Data excerpts:
━━━━━━━━━━━━━━━━━━━━

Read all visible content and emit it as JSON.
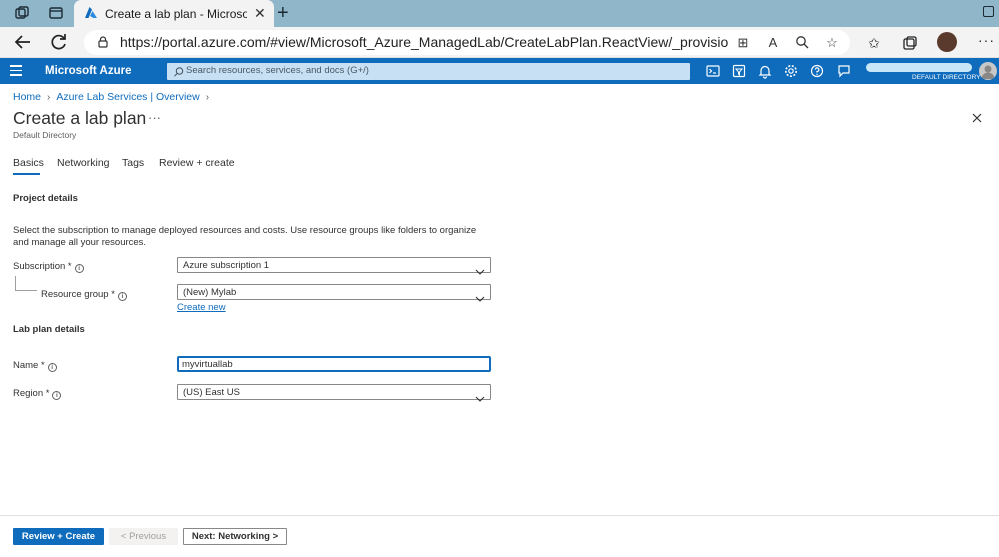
{
  "browser": {
    "tab_title": "Create a lab plan - Microsoft Azu",
    "url": "https://portal.azure.com/#view/Microsoft_Azure_ManagedLab/CreateLabPlan.ReactView/_provisioningContext~/%7B\"i..."
  },
  "azure_header": {
    "brand": "Microsoft Azure",
    "search_placeholder": "Search resources, services, and docs (G+/)",
    "directory": "DEFAULT DIRECTORY"
  },
  "breadcrumb": {
    "items": [
      "Home",
      "Azure Lab Services | Overview"
    ]
  },
  "page": {
    "title": "Create a lab plan",
    "subtitle": "Default Directory"
  },
  "tabs": [
    {
      "label": "Basics",
      "active": true
    },
    {
      "label": "Networking",
      "active": false
    },
    {
      "label": "Tags",
      "active": false
    },
    {
      "label": "Review + create",
      "active": false
    }
  ],
  "project_details": {
    "heading": "Project details",
    "description": "Select the subscription to manage deployed resources and costs. Use resource groups like folders to organize and manage all your resources.",
    "subscription_label": "Subscription *",
    "subscription_value": "Azure subscription 1",
    "resource_group_label": "Resource group *",
    "resource_group_value": "(New) Mylab",
    "create_new": "Create new"
  },
  "lab_plan_details": {
    "heading": "Lab plan details",
    "name_label": "Name *",
    "name_value": "myvirtuallab",
    "region_label": "Region *",
    "region_value": "(US) East US"
  },
  "footer": {
    "review_create": "Review + Create",
    "previous": "< Previous",
    "next": "Next: Networking >"
  },
  "colors": {
    "azure_blue": "#0f6cbd",
    "tabbar": "#8fb6c9",
    "search_bg": "#c7e0f4"
  }
}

━━━━━━━━━━━━━━━━━━━━

» **What is expected**: Write out the whole listing exactly, and drop the pictures.

» **Answer for this exercise**:
Read all visible content and emit it as JSON.
{
  "browser": {
    "tab_title": "Create a lab plan - Microsoft Azu",
    "url": "https://portal.azure.com/#view/Microsoft_Azure_ManagedLab/CreateLabPlan.ReactView/_provisioningContext~/%7B\"i..."
  },
  "azure_header": {
    "brand": "Microsoft Azure",
    "search_placeholder": "Search resources, services, and docs (G+/)",
    "directory": "DEFAULT DIRECTORY"
  },
  "breadcrumb": {
    "items": [
      "Home",
      "Azure Lab Services | Overview"
    ]
  },
  "page": {
    "title": "Create a lab plan",
    "subtitle": "Default Directory"
  },
  "tabs": [
    {
      "label": "Basics",
      "active": true
    },
    {
      "label": "Networking",
      "active": false
    },
    {
      "label": "Tags",
      "active": false
    },
    {
      "label": "Review + create",
      "active": false
    }
  ],
  "project_details": {
    "heading": "Project details",
    "description": "Select the subscription to manage deployed resources and costs. Use resource groups like folders to organize and manage all your resources.",
    "subscription_label": "Subscription *",
    "subscription_value": "Azure subscription 1",
    "resource_group_label": "Resource group *",
    "resource_group_value": "(New) Mylab",
    "create_new": "Create new"
  },
  "lab_plan_details": {
    "heading": "Lab plan details",
    "name_label": "Name *",
    "name_value": "myvirtuallab",
    "region_label": "Region *",
    "region_value": "(US) East US"
  },
  "footer": {
    "review_create": "Review + Create",
    "previous": "< Previous",
    "next": "Next: Networking >"
  },
  "colors": {
    "azure_blue": "#0f6cbd",
    "tabbar": "#8fb6c9",
    "search_bg": "#c7e0f4"
  }
}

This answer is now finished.